SHORT TASK | Restate all of the entries exactly, dropping any pictures they hold.

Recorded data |
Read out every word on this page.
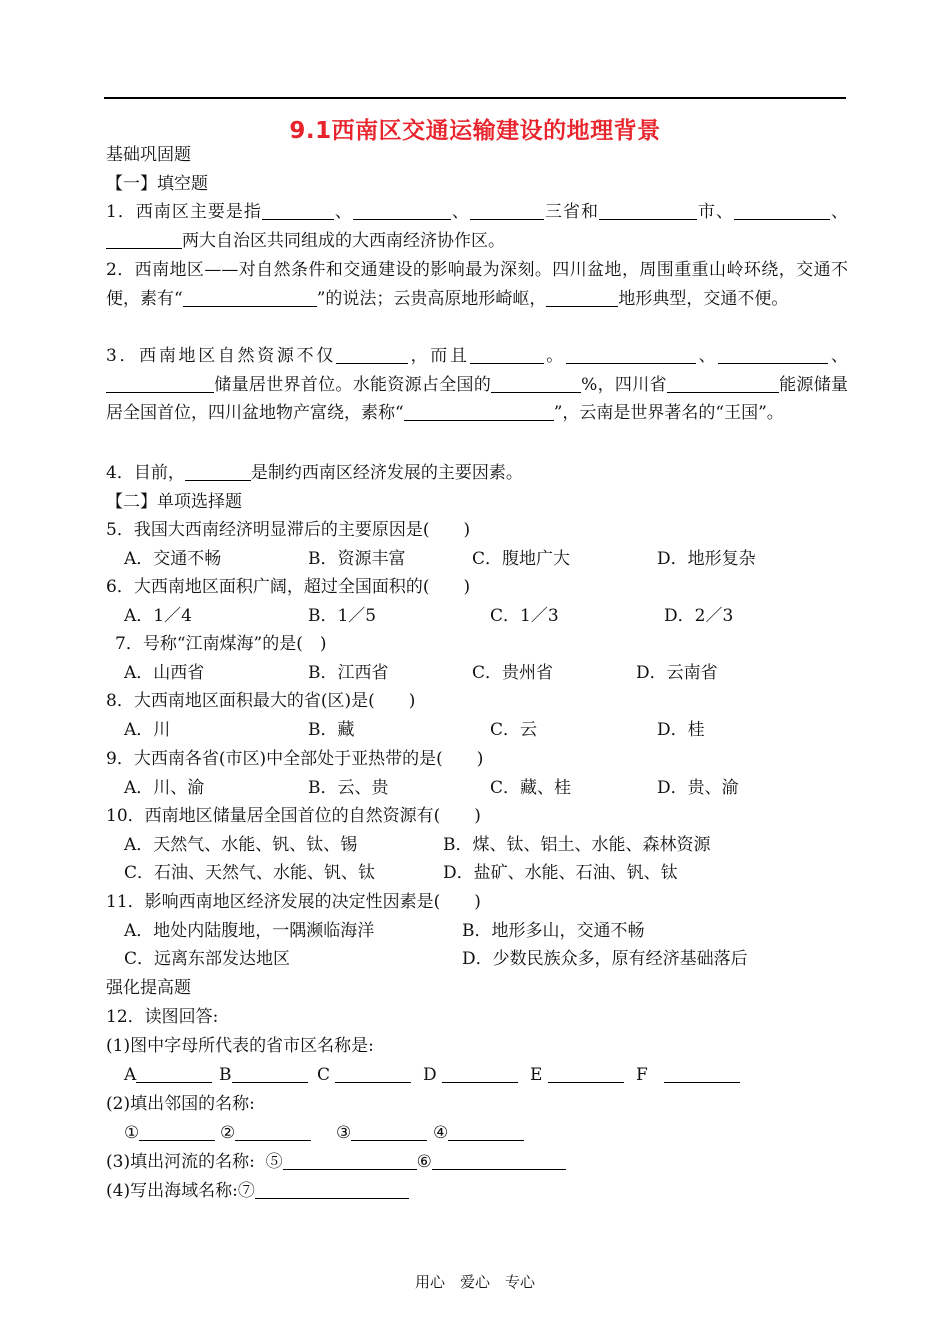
9.1西南区交通运输建设的地理背景
基础巩固题
【一】填空题
1．西南区主要是指	、	、	三省和	市、	、两大自治区共同组成的大西南经济协作区。
2．西南地区——对自然条件和交通建设的影响最为深刻。四川盆地，周围重重山岭环绕，交通不便，素有“	”的说法；云贵高原地形崎岖，	地形典型，交通不便。
3．西南地区自然资源不仅	，而且	。	、	、储量居世界首位。水能资源占全国的	%，四川省	能源储量居全国首位，四川盆地物产富绕，素称“	”，云南是世界著名的“王国”。
4．目前，	是制约西南区经济发展的主要因素。
【二】单项选择题
5．我国大西南经济明显滞后的主要原因是(　　)
A．交通不畅	B．资源丰富	C．腹地广大	D．地形复杂
6．大西南地区面积广阔，超过全国面积的(　　)
A．1／4	B．1／5	C．1／3	D．2／3
7．号称“江南煤海”的是(　)
A．山西省	B．江西省	C．贵州省	D．云南省
8．大西南地区面积最大的省(区)是(　　)
A．川	B．藏	C．云	D．桂
9．大西南各省(市区)中全部处于亚热带的是(　　)
A．川、渝	B．云、贵	C．藏、桂	D．贵、渝
10．西南地区储量居全国首位的自然资源有(　　)
A．天然气、水能、钒、钛、锡	B．煤、钛、铝土、水能、森林资源
C．石油、天然气、水能、钒、钛	D．盐矿、水能、石油、钒、钛
11．影响西南地区经济发展的决定性因素是(　　)
A．地处内陆腹地，一隅濒临海洋	B．地形多山，交通不畅
C．远离东部发达地区	D．少数民族众多，原有经济基础落后
强化提高题
12．读图回答:
(1)图中字母所代表的省市区名称是:
A	B	C	D	E	F
(2)填出邻国的名称:
①	②	③	④
(3)填出河流的名称: ⑤	⑥
(4)写出海域名称:⑦
用心　爱心　专心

RESULT FOR THIS TASK |
Read out every word on this page.
9.1西南区交通运输建设的地理背景
基础巩固题
【一】填空题
1．西南区主要是指	、	、	三省和	市、	、两大自治区共同组成的大西南经济协作区。
2．西南地区——对自然条件和交通建设的影响最为深刻。四川盆地，周围重重山岭环绕，交通不便，素有“	”的说法；云贵高原地形崎岖，	地形典型，交通不便。
3．西南地区自然资源不仅	，而且	。	、	、储量居世界首位。水能资源占全国的	%，四川省	能源储量居全国首位，四川盆地物产富绕，素称“	”，云南是世界著名的“王国”。
4．目前，	是制约西南区经济发展的主要因素。
【二】单项选择题
5．我国大西南经济明显滞后的主要原因是(　　)
A．交通不畅	B．资源丰富	C．腹地广大	D．地形复杂
6．大西南地区面积广阔，超过全国面积的(　　)
A．1／4	B．1／5	C．1／3	D．2／3
7．号称“江南煤海”的是(　)
A．山西省	B．江西省	C．贵州省	D．云南省
8．大西南地区面积最大的省(区)是(　　)
A．川	B．藏	C．云	D．桂
9．大西南各省(市区)中全部处于亚热带的是(　　)
A．川、渝	B．云、贵	C．藏、桂	D．贵、渝
10．西南地区储量居全国首位的自然资源有(　　)
A．天然气、水能、钒、钛、锡	B．煤、钛、铝土、水能、森林资源
C．石油、天然气、水能、钒、钛	D．盐矿、水能、石油、钒、钛
11．影响西南地区经济发展的决定性因素是(　　)
A．地处内陆腹地，一隅濒临海洋	B．地形多山，交通不畅
C．远离东部发达地区	D．少数民族众多，原有经济基础落后
强化提高题
12．读图回答:
(1)图中字母所代表的省市区名称是:
A	B	C	D	E	F
(2)填出邻国的名称:
①	②	③	④
(3)填出河流的名称: ⑤	⑥
(4)写出海域名称:⑦
用心　爱心　专心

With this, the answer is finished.